## Brief
Could you copy every line from the material below in which "的事故灾难情景构建与应用" appears?

## Data in this exercise
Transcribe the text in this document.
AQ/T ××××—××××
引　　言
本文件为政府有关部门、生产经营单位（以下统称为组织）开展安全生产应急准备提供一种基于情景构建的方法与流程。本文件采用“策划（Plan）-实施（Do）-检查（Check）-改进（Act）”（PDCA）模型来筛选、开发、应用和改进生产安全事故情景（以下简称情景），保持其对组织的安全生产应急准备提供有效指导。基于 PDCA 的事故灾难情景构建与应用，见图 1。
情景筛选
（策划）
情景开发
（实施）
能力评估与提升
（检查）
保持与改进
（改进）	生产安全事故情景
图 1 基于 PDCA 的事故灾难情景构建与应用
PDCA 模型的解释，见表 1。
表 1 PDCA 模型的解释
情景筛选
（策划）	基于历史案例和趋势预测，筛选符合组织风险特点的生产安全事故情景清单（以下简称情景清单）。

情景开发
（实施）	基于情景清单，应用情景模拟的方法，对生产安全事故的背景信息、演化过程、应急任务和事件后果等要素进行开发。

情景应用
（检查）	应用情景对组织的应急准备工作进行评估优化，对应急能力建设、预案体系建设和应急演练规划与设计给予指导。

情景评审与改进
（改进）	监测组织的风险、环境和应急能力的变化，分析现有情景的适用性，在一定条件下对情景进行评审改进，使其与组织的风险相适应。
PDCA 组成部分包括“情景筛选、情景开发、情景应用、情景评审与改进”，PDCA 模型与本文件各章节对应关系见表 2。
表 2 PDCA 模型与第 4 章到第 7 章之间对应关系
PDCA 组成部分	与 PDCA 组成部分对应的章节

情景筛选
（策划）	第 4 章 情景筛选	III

## Expected output
本文件为政府有关部门、生产经营单位（以下统称为组织）开展安全生产应急准备提供一种基于情景构建的方法与流程。本文件采用“策划（Plan）-实施（Do）-检查（Check）-改进（Act）”（PDCA）模型来筛选、开发、应用和改进生产安全事故情景（以下简称情景），保持其对组织的安全生产应急准备提供有效指导。基于 PDCA 的事故灾难情景构建与应用，见图 1。
图 1 基于 PDCA 的事故灾难情景构建与应用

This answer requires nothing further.